TASK PROMPT:
Go through the entries below and copy each line containing the word "content".

Dataset entries on figures
● ● ● ●

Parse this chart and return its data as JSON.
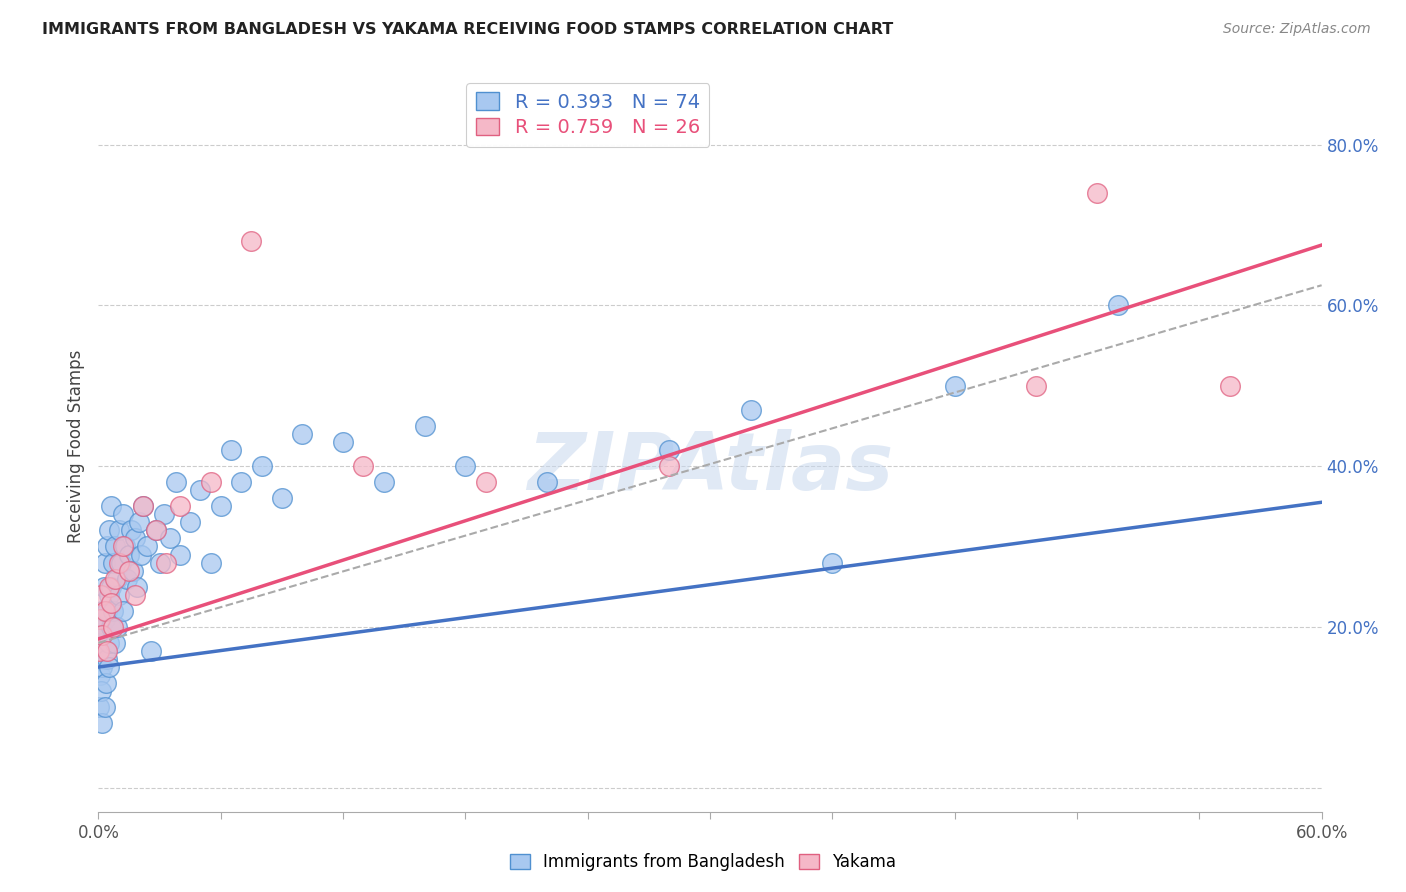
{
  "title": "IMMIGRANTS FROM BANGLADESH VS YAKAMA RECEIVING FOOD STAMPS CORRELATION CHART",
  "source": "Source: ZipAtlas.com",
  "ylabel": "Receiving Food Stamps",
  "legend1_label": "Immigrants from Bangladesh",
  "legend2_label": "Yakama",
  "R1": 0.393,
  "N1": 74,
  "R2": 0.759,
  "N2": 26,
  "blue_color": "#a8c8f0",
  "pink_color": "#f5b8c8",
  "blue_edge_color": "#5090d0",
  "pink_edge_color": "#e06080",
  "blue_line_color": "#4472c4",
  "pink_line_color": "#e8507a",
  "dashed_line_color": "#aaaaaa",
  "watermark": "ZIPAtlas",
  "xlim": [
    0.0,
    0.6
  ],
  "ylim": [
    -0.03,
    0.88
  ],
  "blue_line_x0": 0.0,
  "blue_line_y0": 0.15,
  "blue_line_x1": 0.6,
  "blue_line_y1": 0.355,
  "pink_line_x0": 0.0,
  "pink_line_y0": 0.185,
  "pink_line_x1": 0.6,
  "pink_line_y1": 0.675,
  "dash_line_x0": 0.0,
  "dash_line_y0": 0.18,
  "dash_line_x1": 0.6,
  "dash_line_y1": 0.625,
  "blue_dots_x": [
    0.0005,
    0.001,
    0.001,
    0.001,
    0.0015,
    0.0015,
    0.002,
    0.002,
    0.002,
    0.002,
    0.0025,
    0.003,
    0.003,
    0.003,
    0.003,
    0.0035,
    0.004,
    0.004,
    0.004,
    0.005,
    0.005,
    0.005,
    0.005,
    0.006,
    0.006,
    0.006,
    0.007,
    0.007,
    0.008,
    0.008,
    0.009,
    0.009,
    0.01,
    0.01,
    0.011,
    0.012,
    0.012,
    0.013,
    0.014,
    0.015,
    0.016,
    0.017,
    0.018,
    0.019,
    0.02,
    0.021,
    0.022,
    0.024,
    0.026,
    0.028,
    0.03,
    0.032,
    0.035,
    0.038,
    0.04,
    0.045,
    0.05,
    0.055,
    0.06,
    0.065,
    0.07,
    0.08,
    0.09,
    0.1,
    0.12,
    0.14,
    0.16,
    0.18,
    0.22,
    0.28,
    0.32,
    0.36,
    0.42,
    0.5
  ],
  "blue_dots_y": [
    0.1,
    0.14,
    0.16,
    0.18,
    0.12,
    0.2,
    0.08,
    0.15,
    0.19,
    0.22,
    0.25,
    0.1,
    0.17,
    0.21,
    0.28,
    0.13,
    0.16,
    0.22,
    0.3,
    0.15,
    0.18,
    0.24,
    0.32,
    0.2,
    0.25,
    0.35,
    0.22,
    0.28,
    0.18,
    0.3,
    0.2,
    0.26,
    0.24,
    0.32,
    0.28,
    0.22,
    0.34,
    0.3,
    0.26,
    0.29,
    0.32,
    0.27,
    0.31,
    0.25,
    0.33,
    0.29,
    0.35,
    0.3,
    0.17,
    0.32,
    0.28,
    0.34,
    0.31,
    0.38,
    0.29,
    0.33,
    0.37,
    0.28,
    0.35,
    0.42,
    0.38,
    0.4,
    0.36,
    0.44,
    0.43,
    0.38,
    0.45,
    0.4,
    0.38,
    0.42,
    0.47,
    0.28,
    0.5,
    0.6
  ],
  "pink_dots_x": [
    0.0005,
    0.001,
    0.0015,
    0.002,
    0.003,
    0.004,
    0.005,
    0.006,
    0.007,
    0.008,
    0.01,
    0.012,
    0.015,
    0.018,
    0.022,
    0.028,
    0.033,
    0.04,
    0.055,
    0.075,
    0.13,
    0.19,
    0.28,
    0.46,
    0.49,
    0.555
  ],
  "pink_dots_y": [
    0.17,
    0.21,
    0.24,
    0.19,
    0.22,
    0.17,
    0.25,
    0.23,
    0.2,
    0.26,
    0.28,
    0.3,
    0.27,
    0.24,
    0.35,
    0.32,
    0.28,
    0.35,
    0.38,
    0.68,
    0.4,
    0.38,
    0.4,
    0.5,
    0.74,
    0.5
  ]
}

● ● ● ●

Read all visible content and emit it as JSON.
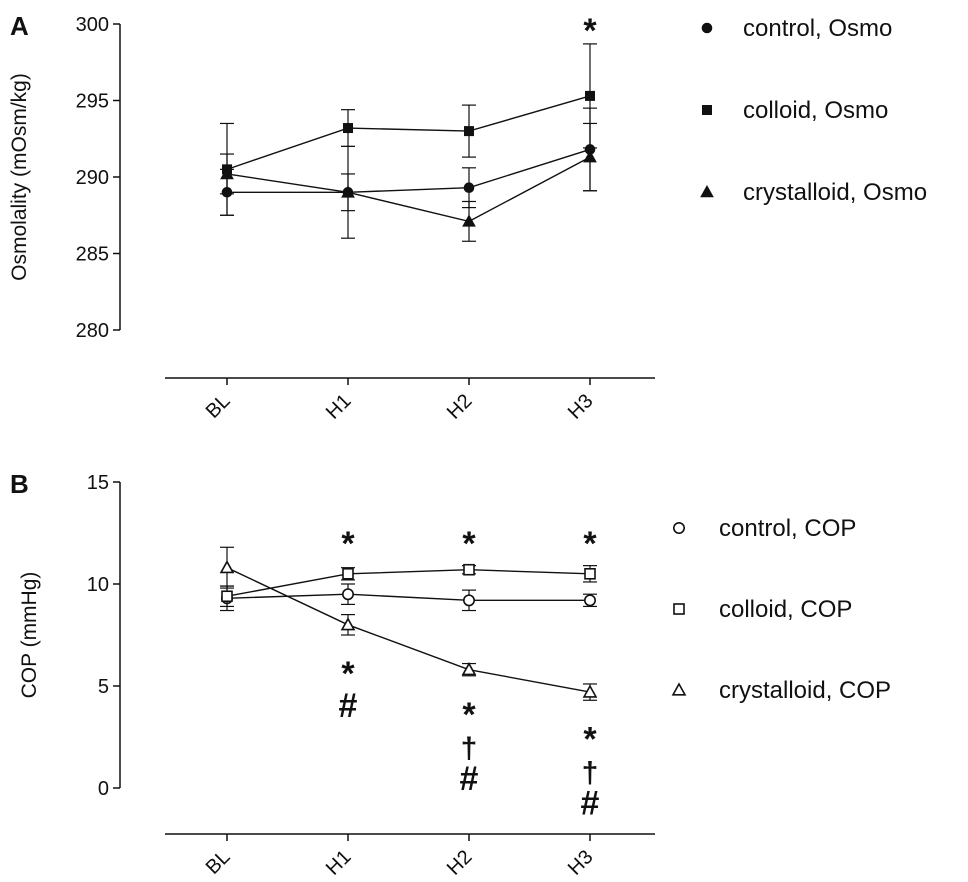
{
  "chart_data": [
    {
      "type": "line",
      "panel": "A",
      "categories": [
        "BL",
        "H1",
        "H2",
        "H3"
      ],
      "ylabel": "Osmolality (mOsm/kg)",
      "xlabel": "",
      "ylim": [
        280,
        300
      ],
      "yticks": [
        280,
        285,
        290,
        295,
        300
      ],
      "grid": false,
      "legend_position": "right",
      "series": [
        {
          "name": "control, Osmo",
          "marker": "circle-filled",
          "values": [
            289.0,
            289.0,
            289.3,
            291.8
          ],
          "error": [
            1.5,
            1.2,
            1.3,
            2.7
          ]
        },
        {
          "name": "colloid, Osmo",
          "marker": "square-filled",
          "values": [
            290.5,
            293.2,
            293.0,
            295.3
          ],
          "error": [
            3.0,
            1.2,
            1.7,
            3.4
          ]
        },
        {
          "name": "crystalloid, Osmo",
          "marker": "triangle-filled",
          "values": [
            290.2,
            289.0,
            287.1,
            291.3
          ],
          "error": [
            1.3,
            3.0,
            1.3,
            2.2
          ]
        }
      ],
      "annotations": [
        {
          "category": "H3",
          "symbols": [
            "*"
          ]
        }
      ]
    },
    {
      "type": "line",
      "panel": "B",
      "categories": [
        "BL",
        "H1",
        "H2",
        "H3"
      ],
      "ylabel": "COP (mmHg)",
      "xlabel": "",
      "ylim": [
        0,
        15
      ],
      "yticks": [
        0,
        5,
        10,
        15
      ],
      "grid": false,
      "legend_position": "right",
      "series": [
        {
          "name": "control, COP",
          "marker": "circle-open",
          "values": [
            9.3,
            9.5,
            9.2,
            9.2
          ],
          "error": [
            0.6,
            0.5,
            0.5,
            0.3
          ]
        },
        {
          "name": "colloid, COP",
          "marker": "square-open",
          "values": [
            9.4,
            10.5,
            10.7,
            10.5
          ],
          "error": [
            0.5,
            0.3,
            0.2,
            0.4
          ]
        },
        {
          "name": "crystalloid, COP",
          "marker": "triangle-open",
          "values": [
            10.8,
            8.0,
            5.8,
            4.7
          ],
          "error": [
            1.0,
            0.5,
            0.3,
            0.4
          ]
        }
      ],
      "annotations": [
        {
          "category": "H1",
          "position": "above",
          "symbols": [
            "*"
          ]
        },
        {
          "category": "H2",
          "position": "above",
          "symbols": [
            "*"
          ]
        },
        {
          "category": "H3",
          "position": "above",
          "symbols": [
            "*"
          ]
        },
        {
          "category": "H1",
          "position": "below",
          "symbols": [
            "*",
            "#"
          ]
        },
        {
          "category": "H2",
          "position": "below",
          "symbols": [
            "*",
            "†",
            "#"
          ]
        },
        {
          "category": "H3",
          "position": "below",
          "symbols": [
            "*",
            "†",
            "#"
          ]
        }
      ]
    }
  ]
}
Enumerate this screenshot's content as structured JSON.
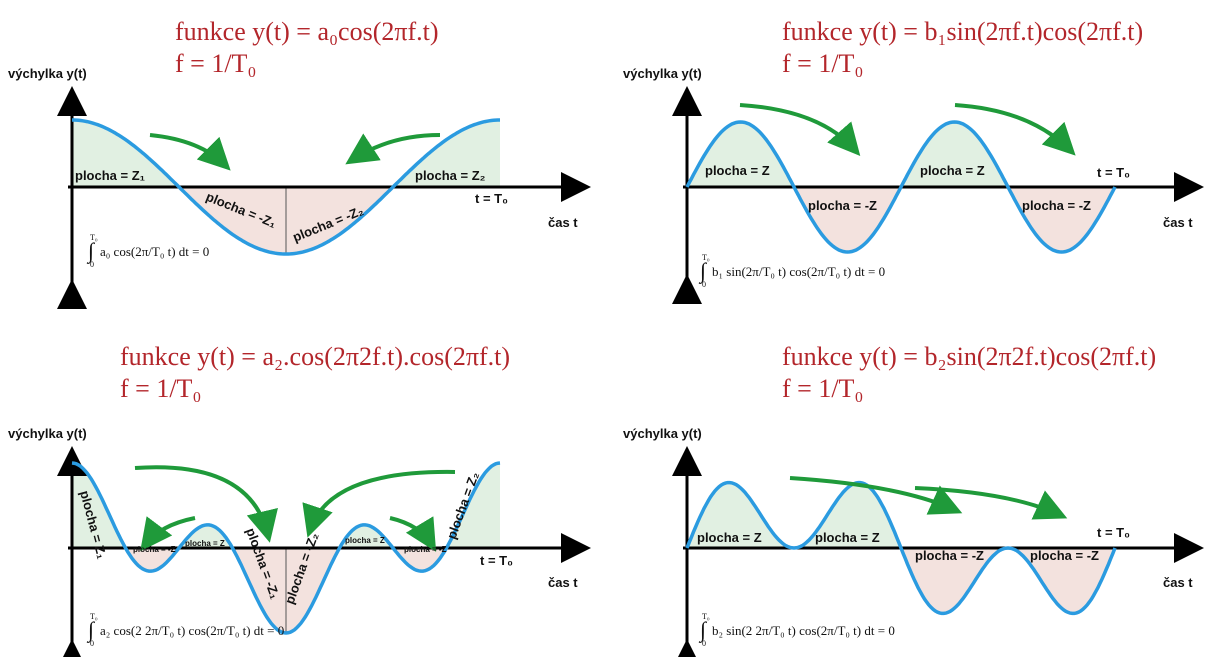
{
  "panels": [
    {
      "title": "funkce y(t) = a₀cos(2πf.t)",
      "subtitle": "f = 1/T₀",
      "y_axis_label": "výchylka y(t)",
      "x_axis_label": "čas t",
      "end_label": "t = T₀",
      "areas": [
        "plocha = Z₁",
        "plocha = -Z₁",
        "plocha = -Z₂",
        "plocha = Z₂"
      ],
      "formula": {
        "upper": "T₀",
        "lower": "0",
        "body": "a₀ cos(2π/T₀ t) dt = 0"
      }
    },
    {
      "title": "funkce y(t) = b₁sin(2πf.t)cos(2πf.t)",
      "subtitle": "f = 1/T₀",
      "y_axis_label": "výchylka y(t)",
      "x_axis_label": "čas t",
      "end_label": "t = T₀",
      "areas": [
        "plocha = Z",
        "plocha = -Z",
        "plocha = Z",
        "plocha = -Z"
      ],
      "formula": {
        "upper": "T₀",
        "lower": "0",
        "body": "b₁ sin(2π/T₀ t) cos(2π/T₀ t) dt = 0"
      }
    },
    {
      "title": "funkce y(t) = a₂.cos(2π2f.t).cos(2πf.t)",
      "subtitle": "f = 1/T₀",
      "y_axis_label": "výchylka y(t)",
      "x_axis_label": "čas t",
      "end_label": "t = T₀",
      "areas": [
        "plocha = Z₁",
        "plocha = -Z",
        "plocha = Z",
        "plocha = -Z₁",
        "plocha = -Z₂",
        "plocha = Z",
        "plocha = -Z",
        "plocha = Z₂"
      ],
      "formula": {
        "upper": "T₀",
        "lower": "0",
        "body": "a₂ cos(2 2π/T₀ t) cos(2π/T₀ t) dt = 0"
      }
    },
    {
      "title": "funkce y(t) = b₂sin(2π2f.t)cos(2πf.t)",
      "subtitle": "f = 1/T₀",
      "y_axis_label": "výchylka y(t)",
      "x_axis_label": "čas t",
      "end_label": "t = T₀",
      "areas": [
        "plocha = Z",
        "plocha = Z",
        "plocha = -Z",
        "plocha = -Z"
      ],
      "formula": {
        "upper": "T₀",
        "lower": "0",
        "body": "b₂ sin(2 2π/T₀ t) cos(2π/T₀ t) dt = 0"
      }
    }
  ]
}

● ● ● ●

THE REPLY:
Read all visible content and emit it as JSON.
Enumerate this screenshot's content as structured JSON.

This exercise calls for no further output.